→ Problem requirements: Answer with one number only: the number of lines that contain "JSON".

(Items from a data source)
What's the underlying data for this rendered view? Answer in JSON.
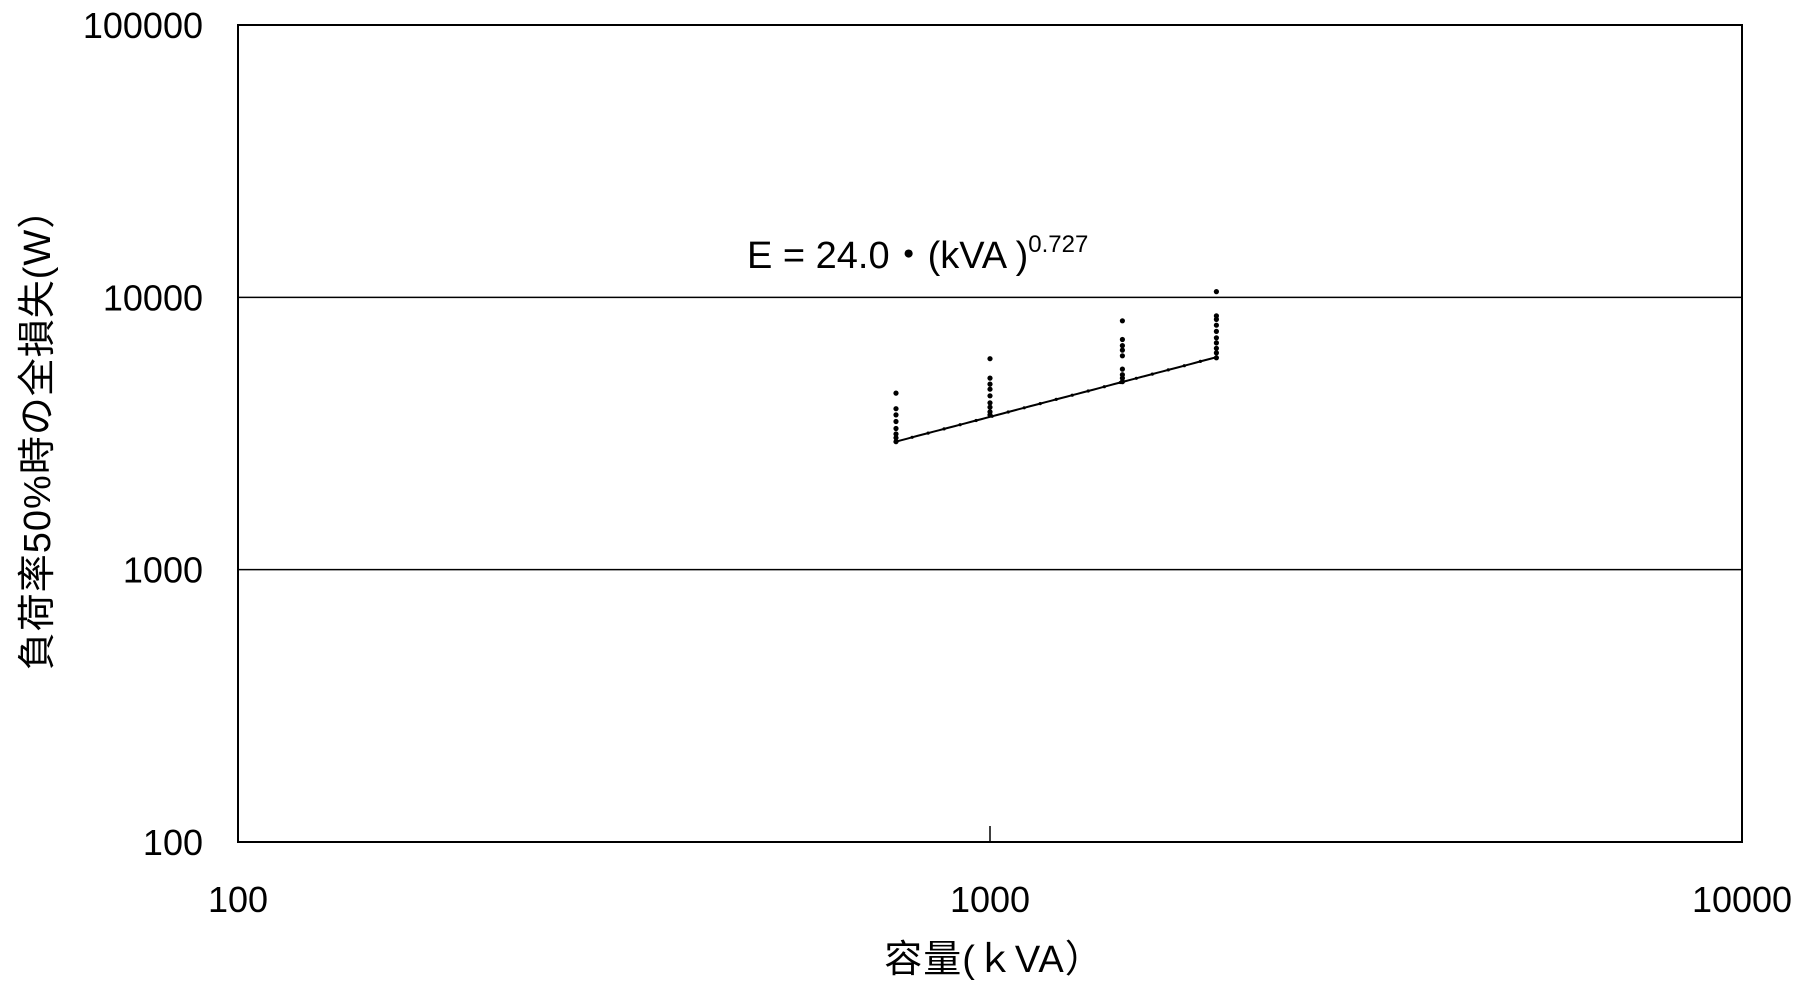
{
  "chart_data": {
    "type": "scatter",
    "xlabel": "容量(ｋVA）",
    "ylabel": "負荷率50%時の全損失(W）",
    "x_scale": "log",
    "y_scale": "log",
    "xlim": [
      100,
      10000
    ],
    "ylim": [
      100,
      100000
    ],
    "x_ticks": [
      "100",
      "1000",
      "10000"
    ],
    "y_ticks": [
      "100000",
      "10000",
      "1000",
      "100"
    ],
    "grid": {
      "horizontal_major": true,
      "vertical": false
    },
    "annotation": {
      "base": "E = 24.0・(kVA )",
      "exponent": "0.727"
    },
    "fit_line": {
      "coefficient": 24.0,
      "exponent": 0.727,
      "x_range": [
        750,
        2000
      ]
    },
    "series": [
      {
        "points": [
          [
            750,
            2950
          ],
          [
            750,
            3050
          ],
          [
            750,
            3150
          ],
          [
            750,
            3300
          ],
          [
            750,
            3500
          ],
          [
            750,
            3700
          ],
          [
            750,
            3900
          ],
          [
            750,
            4450
          ],
          [
            1000,
            3700
          ],
          [
            1000,
            3800
          ],
          [
            1000,
            3950
          ],
          [
            1000,
            4100
          ],
          [
            1000,
            4350
          ],
          [
            1000,
            4600
          ],
          [
            1000,
            4800
          ],
          [
            1000,
            5050
          ],
          [
            1000,
            5950
          ],
          [
            1500,
            4900
          ],
          [
            1500,
            5050
          ],
          [
            1500,
            5200
          ],
          [
            1500,
            5450
          ],
          [
            1500,
            6100
          ],
          [
            1500,
            6400
          ],
          [
            1500,
            6650
          ],
          [
            1500,
            7000
          ],
          [
            1500,
            8200
          ],
          [
            2000,
            6000
          ],
          [
            2000,
            6250
          ],
          [
            2000,
            6500
          ],
          [
            2000,
            6800
          ],
          [
            2000,
            7100
          ],
          [
            2000,
            7500
          ],
          [
            2000,
            7900
          ],
          [
            2000,
            8300
          ],
          [
            2000,
            8550
          ],
          [
            2000,
            10500
          ]
        ]
      }
    ]
  }
}
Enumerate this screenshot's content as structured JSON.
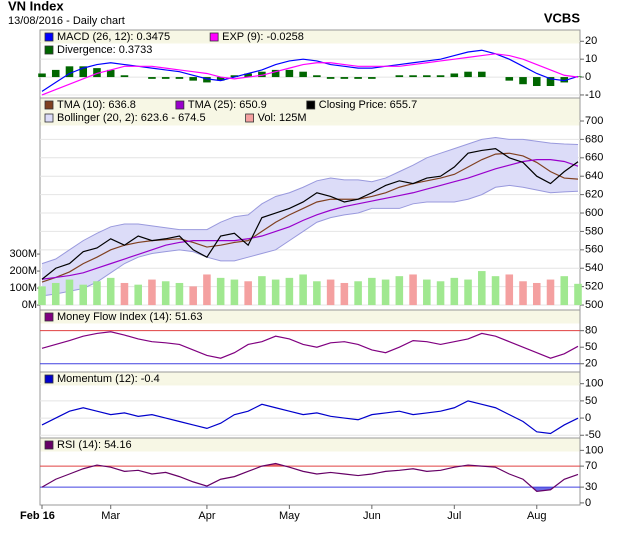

→ Full solution: 2